TUJUAN 1:
Menurut cuplikan teks tentang Bang Zul, pada tahun berapa ia meraih gelar Sarjana Ekonomi?

CUPLIKAN TEKS:
● ● ● ● ● ● ●

Berbagai prestasi akademik yang ditorehkan oleh Bang Zul tak pelak mendorong elemen-elemen kemahasiswaan mengelusnya untuk maju dalam perhelatan pemilihan Ketua Senat kampus. Ia akhirnya terpilih sebagai Ketua Senat Mahasiswa Universitas Indonesia (1994-1995) yang kini menjelma sebagai Badan Eksekutif Mahasiswa Universitas Indonesia (BEM UI). 

Anak Tau Samawa ini tak hanya datang sebagai penggembira di kampus, melainkan berhasil menaklukan Universitas Indonesia dengan deretan prestasi yang mengagumkan. Puncaknya adalah gelar Sarjana Ekonomi diraihnya pada tahun 1995. 

Selepas lulus dari UI, Bang Zul melanjutkan pendidikan ke Inggris hingga pada 1997 dia sukses meraih gelar Master Bidang Pemasaran dan Bisnis Internasional, Department of Marketing University of Strathclyde Glasgow Inggris. 

Kemudian pada 1998, dia kembali meraih gelar Master Bidang Industrialisasi, Department of Economics University of Strathelyde Glasgow Inggris. Memiliki gelar master di dua bidang, Bang Zul menuntaskan pendidikannya dengan meraih gelar Doktor Ekonomi Industri, Department of Economies University of Strathclyde Inggris. 

Selepas meraih dua gelar master serta doktor, hasrat Bang Zul untuk berkelana menziarahi sumber pengetahuan tak pernah padam. Kalam Tuhan, /iqra' dan beragam ayat suci yang semakna, hadis Nabi, serta petualangan hebat para pencari ilmu tempo dulu yang serba sulit dan serba terbatas menambah kegairahan intelektualnya untuk menjejakkan kaki demi mengais pengetahuan. Iqra' (Bacalah...!) ayat suci yang pertama kali diturunkan, Uthlubul “Ima walaw bisshhin (Tuntutlah ilmu sampai ke Negeri Cina), Uthlubul “ilma minal Mahdi ilal-lahdi (Tuntutlah ilmu sejak dari kandungan sampai liang lahat) mempribadi dalam perjalanan intelektual Bang Zul. Buktinya berbagai program non gelar (non degree) ditempuhnya. 

Sumber-sumber pengetahuan terbaik ia datangi laiknya apa yang dikatakan oleh Imam Malik (711 M-795 M), salah satu pendiri mazhab fiqh: Al-'ilmu yu'ta, la ya'tiy”  (Ilmu pengetahuan harus didatangi, bukan mendatangi). “Pendidikan itu penting sekali. Hanya tekad dan keinginan kuatlah yang buat sesuatu menjadi nyata,” aku suami dari Niken Saptarini Widyawati, M.Sc ini. 


Buku adalah karibnya. Menurutnya, buku mungkin lusuh, tua, dan lecet tapi melalui buku memungkinkan kita berselancar dan berziarah dalam waktu untuk bertemu siapa saja yang kita inginkan. Dengan buku, kita bisa bertemu dengan pelawak yang menggelitik jiwa. Dengan buku, kita bisa bercerita tentang akhirat dan mengunjungi masa depan. Dengan buku, kita bisa bertemu dengan jagoan-jagoan besar yang menaklukkan dunia. Dengan buku, kita bisa berziarah dengan psikolog, dengan dokter, dengan siapa saja yang memungkinkan kita kembali dari perpustakaan itu dengan visi baru yang menyegarkan.

● ● ● ● ● ● ●

CATATAN TERSEDIA:
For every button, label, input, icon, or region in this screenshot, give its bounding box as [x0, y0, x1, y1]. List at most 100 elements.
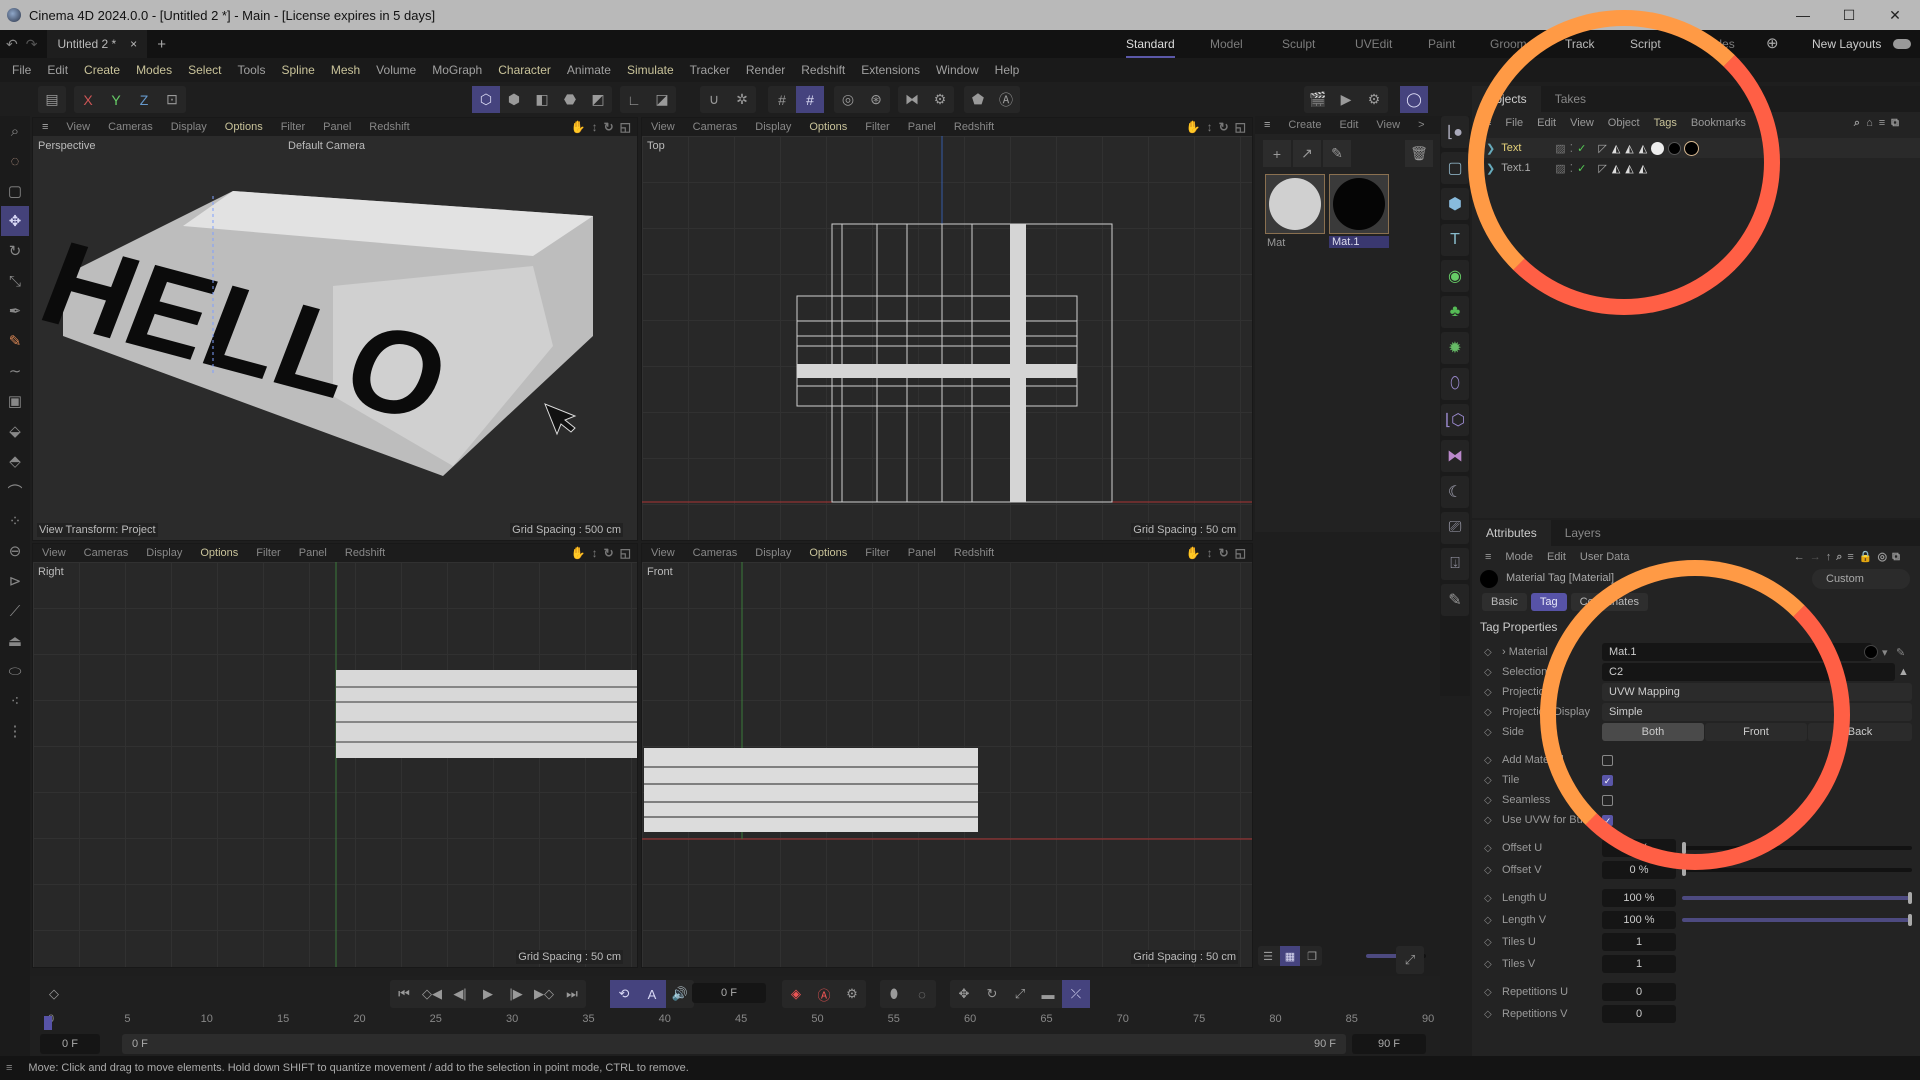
loop-select-icon[interactable]: ⬭: [1, 656, 29, 686]
texture-mode-icon[interactable]: ◪: [648, 86, 676, 113]
vp-menu-filter[interactable]: Filter: [247, 547, 289, 559]
perspective-canvas[interactable]: HELLO: [33, 136, 637, 540]
vp-menu-view[interactable]: View: [642, 121, 684, 133]
record-keyframe-icon[interactable]: ◈: [782, 980, 810, 1008]
extrude-icon[interactable]: ▣: [1, 386, 29, 416]
spline-smooth-icon[interactable]: ∼: [1, 356, 29, 386]
cube-icon[interactable]: ⬢: [1441, 188, 1469, 220]
vp-menu-display[interactable]: Display: [162, 121, 216, 133]
keyframe-diamond-icon[interactable]: ◇: [1484, 1009, 1492, 1020]
keyframe-diamond-icon[interactable]: ◇: [1484, 775, 1492, 786]
object-manager-icon[interactable]: ▤: [38, 86, 66, 113]
selection-arrow-icon[interactable]: ▲: [1898, 666, 1909, 678]
keyframe-diamond-icon[interactable]: ◇: [1484, 915, 1492, 926]
autokey-icon[interactable]: Ⓐ: [810, 980, 838, 1008]
mat-menu-view[interactable]: View: [1367, 119, 1409, 131]
symmetry-icon[interactable]: ⧓: [898, 86, 926, 113]
orbit-icon[interactable]: ↻: [604, 118, 614, 136]
rotation-key-icon[interactable]: ↻: [978, 980, 1006, 1008]
keyframe-diamond-icon[interactable]: ◇: [1484, 937, 1492, 948]
search-icon[interactable]: ⌕: [1, 116, 29, 146]
vp-menu-redshift[interactable]: Redshift: [360, 121, 418, 133]
dolly-icon[interactable]: ↕: [1207, 118, 1213, 136]
expand-chevron-icon[interactable]: ›: [1502, 646, 1509, 658]
filter-icon[interactable]: ≡: [1879, 117, 1891, 129]
vp-menu-redshift[interactable]: Redshift: [945, 547, 1003, 559]
new-layouts-toggle[interactable]: [1893, 39, 1911, 49]
tab-takes[interactable]: Takes: [1541, 86, 1600, 112]
document-tab[interactable]: Untitled 2 * ×: [47, 30, 148, 58]
viewport-perspective[interactable]: ≡ View Cameras Display Options Filter Pa…: [32, 117, 638, 541]
material-hamburger-icon[interactable]: ≡: [1255, 119, 1279, 131]
layer-icon[interactable]: ▨: [1555, 142, 1565, 155]
attr-menu-mode[interactable]: Mode: [1498, 551, 1540, 563]
keyframe-diamond-icon[interactable]: ◇: [1484, 815, 1492, 826]
new-material-icon[interactable]: +: [1263, 140, 1291, 167]
vp-menu-cameras[interactable]: Cameras: [684, 547, 747, 559]
keyframe-diamond-icon[interactable]: ◇: [1484, 647, 1492, 658]
magnet-icon[interactable]: ⁘: [1, 506, 29, 536]
slider-knob[interactable]: [1682, 864, 1686, 876]
effector-icon[interactable]: ✹: [1441, 332, 1469, 364]
keyframe-diamond-icon[interactable]: ◇: [40, 980, 68, 1008]
workplane-grid-icon[interactable]: #: [768, 86, 796, 113]
vp-menu-cameras[interactable]: Cameras: [99, 121, 162, 133]
cloner-icon[interactable]: ♣: [1441, 296, 1469, 328]
add-layout-button[interactable]: ⊕: [1766, 30, 1779, 58]
layout-tab-script[interactable]: Script: [1630, 30, 1661, 58]
tiles-u-field[interactable]: 1: [1602, 933, 1676, 951]
object-row[interactable]: ❯ Text.1 ▨ ⁚ ✓ ◸ ◭ ◭ ◭: [1472, 158, 1920, 178]
keyframe-diamond-icon[interactable]: ◇: [1484, 727, 1492, 738]
length-v-slider[interactable]: [1682, 914, 1912, 926]
material-tag-white-icon[interactable]: [1651, 141, 1665, 155]
vp-menu-filter[interactable]: Filter: [272, 121, 314, 133]
vp-menu-display[interactable]: Display: [137, 547, 191, 559]
keyframe-diamond-icon[interactable]: ◇: [1484, 795, 1492, 806]
spline-sketch-icon[interactable]: ✎: [1, 326, 29, 356]
menu-window[interactable]: Window: [928, 63, 987, 77]
iron-icon[interactable]: ⏏: [1, 626, 29, 656]
pan-icon[interactable]: ✋: [571, 544, 586, 562]
viewport-hamburger-icon[interactable]: ≡: [33, 121, 57, 133]
subtab-coordinates[interactable]: Coordinates: [1570, 593, 1648, 611]
menu-help[interactable]: Help: [987, 63, 1028, 77]
menu-render[interactable]: Render: [738, 63, 793, 77]
slider-knob[interactable]: [1908, 892, 1912, 904]
redshift-render-view-icon[interactable]: ◯: [1400, 86, 1428, 113]
slider-knob[interactable]: [1682, 842, 1686, 854]
attributes-hamburger-icon[interactable]: ≡: [1478, 551, 1498, 563]
object-mode-icon[interactable]: ⬢: [500, 86, 528, 113]
selection-field[interactable]: C2: [1602, 663, 1895, 681]
dolly-icon[interactable]: ↕: [1207, 544, 1213, 562]
menu-animate[interactable]: Animate: [559, 63, 619, 77]
maximize-button[interactable]: ☐: [1826, 0, 1872, 30]
y-axis-toggle[interactable]: Y: [102, 86, 130, 113]
apply-material-icon[interactable]: ↗: [1293, 140, 1321, 167]
obj-menu-tags[interactable]: Tags: [1647, 117, 1684, 129]
material-name[interactable]: Mat: [1267, 237, 1285, 249]
move-tool-icon[interactable]: ✥: [1, 206, 29, 236]
viewport-camera[interactable]: Default Camera: [288, 140, 365, 152]
vp-menu-options[interactable]: Options: [800, 547, 856, 559]
start-frame-field[interactable]: 0 F: [40, 1034, 100, 1054]
list-view-icon[interactable]: ☰: [1258, 946, 1278, 966]
z-axis-toggle[interactable]: Z: [130, 86, 158, 113]
up-arrow-icon[interactable]: ↑: [1826, 551, 1837, 563]
home-icon[interactable]: ⌂: [1866, 117, 1879, 129]
menu-create[interactable]: Create: [76, 63, 128, 77]
offset-u-slider[interactable]: [1682, 842, 1912, 854]
preset-dropdown[interactable]: Custom: [1812, 569, 1910, 589]
points-mode-icon[interactable]: ◧: [528, 86, 556, 113]
repetitions-u-field[interactable]: 0: [1602, 983, 1676, 1001]
enabled-check-icon[interactable]: ✓: [1577, 142, 1586, 155]
light-icon[interactable]: ⍗: [1441, 548, 1469, 580]
search-icon[interactable]: ⌕: [1836, 551, 1847, 563]
x-axis-toggle[interactable]: X: [74, 86, 102, 113]
viewport-solo-icon[interactable]: ⬟: [964, 86, 992, 113]
material-name-selected[interactable]: Mat.1: [1329, 236, 1389, 248]
vp-menu-view[interactable]: View: [33, 547, 75, 559]
attr-menu-user-data[interactable]: User Data: [1573, 551, 1637, 563]
null-object-icon[interactable]: ⌊●: [1441, 116, 1469, 148]
tiles-v-field[interactable]: 1: [1602, 955, 1676, 973]
uvw-tag-icon[interactable]: ◭: [1639, 142, 1647, 155]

● ● ● ● ● ● ●

TUJUAN 2:
Tukar "extrude" dengan "bevel" pada catatan, mulai dari baris yang memuat "loop-select-icon[interactable]: ⬭: [1, 656, 29, 686]" sampai baris yang memuat "spline-smooth-icon[interactable]: ∼: [1, 356, 29, 386]". Tuliskan ulang hanya baris-baris tersebut tanpa perubahan lain.

JAWABAN TUGAS 1:
1995

JAWABAN TUGAS 2:
loop-select-icon[interactable]: ⬭: [1, 656, 29, 686]
texture-mode-icon[interactable]: ◪: [648, 86, 676, 113]
vp-menu-filter[interactable]: Filter: [247, 547, 289, 559]
perspective-canvas[interactable]: HELLO: [33, 136, 637, 540]
vp-menu-view[interactable]: View: [642, 121, 684, 133]
record-keyframe-icon[interactable]: ◈: [782, 980, 810, 1008]
bevel-icon[interactable]: ▣: [1, 386, 29, 416]
spline-smooth-icon[interactable]: ∼: [1, 356, 29, 386]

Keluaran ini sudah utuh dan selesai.